Record list:
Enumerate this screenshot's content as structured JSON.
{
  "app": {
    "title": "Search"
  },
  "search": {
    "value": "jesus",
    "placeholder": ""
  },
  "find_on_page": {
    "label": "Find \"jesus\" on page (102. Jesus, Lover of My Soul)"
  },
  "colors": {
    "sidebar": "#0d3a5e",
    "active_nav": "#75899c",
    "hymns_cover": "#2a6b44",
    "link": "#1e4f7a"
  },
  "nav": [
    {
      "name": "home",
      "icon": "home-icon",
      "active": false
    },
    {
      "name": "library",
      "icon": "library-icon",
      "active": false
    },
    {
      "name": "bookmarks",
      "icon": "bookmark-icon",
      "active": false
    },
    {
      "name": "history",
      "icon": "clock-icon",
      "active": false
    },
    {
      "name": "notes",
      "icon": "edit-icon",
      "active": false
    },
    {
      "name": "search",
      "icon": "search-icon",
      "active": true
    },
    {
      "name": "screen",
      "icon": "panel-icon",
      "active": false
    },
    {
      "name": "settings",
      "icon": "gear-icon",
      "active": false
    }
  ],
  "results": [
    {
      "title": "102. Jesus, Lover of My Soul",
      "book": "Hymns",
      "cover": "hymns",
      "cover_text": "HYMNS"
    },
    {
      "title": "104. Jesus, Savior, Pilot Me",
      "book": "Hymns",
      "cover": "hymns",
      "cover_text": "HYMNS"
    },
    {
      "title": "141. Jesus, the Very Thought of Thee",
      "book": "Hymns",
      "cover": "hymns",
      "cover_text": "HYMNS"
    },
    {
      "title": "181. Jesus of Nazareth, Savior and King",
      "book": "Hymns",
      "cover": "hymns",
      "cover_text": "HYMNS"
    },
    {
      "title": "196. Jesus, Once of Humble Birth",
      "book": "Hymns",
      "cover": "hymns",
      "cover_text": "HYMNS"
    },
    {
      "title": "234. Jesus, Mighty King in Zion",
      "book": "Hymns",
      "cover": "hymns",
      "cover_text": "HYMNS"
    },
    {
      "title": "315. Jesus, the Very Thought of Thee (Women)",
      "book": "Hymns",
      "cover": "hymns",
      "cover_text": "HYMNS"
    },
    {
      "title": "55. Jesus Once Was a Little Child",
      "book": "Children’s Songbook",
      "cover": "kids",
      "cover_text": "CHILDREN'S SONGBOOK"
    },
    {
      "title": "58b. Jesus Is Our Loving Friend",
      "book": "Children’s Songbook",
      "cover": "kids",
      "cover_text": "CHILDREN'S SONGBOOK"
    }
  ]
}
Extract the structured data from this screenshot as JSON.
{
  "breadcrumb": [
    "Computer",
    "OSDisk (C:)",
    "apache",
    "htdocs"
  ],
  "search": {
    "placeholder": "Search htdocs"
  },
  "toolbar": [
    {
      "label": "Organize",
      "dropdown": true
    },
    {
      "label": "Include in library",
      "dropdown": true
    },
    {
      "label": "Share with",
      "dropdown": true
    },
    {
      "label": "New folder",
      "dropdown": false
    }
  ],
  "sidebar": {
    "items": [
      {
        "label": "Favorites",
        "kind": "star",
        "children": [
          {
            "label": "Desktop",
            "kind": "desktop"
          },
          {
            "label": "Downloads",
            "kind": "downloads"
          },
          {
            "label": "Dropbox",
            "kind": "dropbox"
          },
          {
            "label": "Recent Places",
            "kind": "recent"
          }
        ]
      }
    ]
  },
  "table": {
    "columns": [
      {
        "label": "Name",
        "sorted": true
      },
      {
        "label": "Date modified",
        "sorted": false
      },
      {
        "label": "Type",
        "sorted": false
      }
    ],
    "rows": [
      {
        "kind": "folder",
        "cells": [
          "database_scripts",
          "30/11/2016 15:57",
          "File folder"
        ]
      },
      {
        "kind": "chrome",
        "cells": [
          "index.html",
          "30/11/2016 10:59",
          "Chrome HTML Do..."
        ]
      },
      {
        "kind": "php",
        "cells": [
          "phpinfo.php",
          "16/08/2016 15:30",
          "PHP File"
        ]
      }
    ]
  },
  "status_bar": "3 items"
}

Problem description: Extract all of the data above and output it character for character.

Written response:
Enumerate this screenshot's content as structured JSON.
{
  "app": {
    "title": "Search"
  },
  "search": {
    "value": "jesus",
    "placeholder": ""
  },
  "find_on_page": {
    "label": "Find \"jesus\" on page (102. Jesus, Lover of My Soul)"
  },
  "colors": {
    "sidebar": "#0d3a5e",
    "active_nav": "#75899c",
    "hymns_cover": "#2a6b44",
    "link": "#1e4f7a"
  },
  "nav": [
    {
      "name": "home",
      "icon": "home-icon",
      "active": false
    },
    {
      "name": "library",
      "icon": "library-icon",
      "active": false
    },
    {
      "name": "bookmarks",
      "icon": "bookmark-icon",
      "active": false
    },
    {
      "name": "history",
      "icon": "clock-icon",
      "active": false
    },
    {
      "name": "notes",
      "icon": "edit-icon",
      "active": false
    },
    {
      "name": "search",
      "icon": "search-icon",
      "active": true
    },
    {
      "name": "screen",
      "icon": "panel-icon",
      "active": false
    },
    {
      "name": "settings",
      "icon": "gear-icon",
      "active": false
    }
  ],
  "results": [
    {
      "title": "102. Jesus, Lover of My Soul",
      "book": "Hymns",
      "cover": "hymns",
      "cover_text": "HYMNS"
    },
    {
      "title": "104. Jesus, Savior, Pilot Me",
      "book": "Hymns",
      "cover": "hymns",
      "cover_text": "HYMNS"
    },
    {
      "title": "141. Jesus, the Very Thought of Thee",
      "book": "Hymns",
      "cover": "hymns",
      "cover_text": "HYMNS"
    },
    {
      "title": "181. Jesus of Nazareth, Savior and King",
      "book": "Hymns",
      "cover": "hymns",
      "cover_text": "HYMNS"
    },
    {
      "title": "196. Jesus, Once of Humble Birth",
      "book": "Hymns",
      "cover": "hymns",
      "cover_text": "HYMNS"
    },
    {
      "title": "234. Jesus, Mighty King in Zion",
      "book": "Hymns",
      "cover": "hymns",
      "cover_text": "HYMNS"
    },
    {
      "title": "315. Jesus, the Very Thought of Thee (Women)",
      "book": "Hymns",
      "cover": "hymns",
      "cover_text": "HYMNS"
    },
    {
      "title": "55. Jesus Once Was a Little Child",
      "book": "Children’s Songbook",
      "cover": "kids",
      "cover_text": "CHILDREN'S SONGBOOK"
    },
    {
      "title": "58b. Jesus Is Our Loving Friend",
      "book": "Children’s Songbook",
      "cover": "kids",
      "cover_text": "CHILDREN'S SONGBOOK"
    }
  ]
}
Extract the structured data from this screenshot as JSON.
{
  "breadcrumb": [
    "Computer",
    "OSDisk (C:)",
    "apache",
    "htdocs"
  ],
  "search": {
    "placeholder": "Search htdocs"
  },
  "toolbar": [
    {
      "label": "Organize",
      "dropdown": true
    },
    {
      "label": "Include in library",
      "dropdown": true
    },
    {
      "label": "Share with",
      "dropdown": true
    },
    {
      "label": "New folder",
      "dropdown": false
    }
  ],
  "sidebar": {
    "items": [
      {
        "label": "Favorites",
        "kind": "star",
        "children": [
          {
            "label": "Desktop",
            "kind": "desktop"
          },
          {
            "label": "Downloads",
            "kind": "downloads"
          },
          {
            "label": "Dropbox",
            "kind": "dropbox"
          },
          {
            "label": "Recent Places",
            "kind": "recent"
          }
        ]
      }
    ]
  },
  "table": {
    "columns": [
      {
        "label": "Name",
        "sorted": true
      },
      {
        "label": "Date modified",
        "sorted": false
      },
      {
        "label": "Type",
        "sorted": false
      }
    ],
    "rows": [
      {
        "kind": "folder",
        "cells": [
          "database_scripts",
          "30/11/2016 15:57",
          "File folder"
        ]
      },
      {
        "kind": "chrome",
        "cells": [
          "index.html",
          "30/11/2016 10:59",
          "Chrome HTML Do..."
        ]
      },
      {
        "kind": "php",
        "cells": [
          "phpinfo.php",
          "16/08/2016 15:30",
          "PHP File"
        ]
      }
    ]
  },
  "status_bar": "3 items"
}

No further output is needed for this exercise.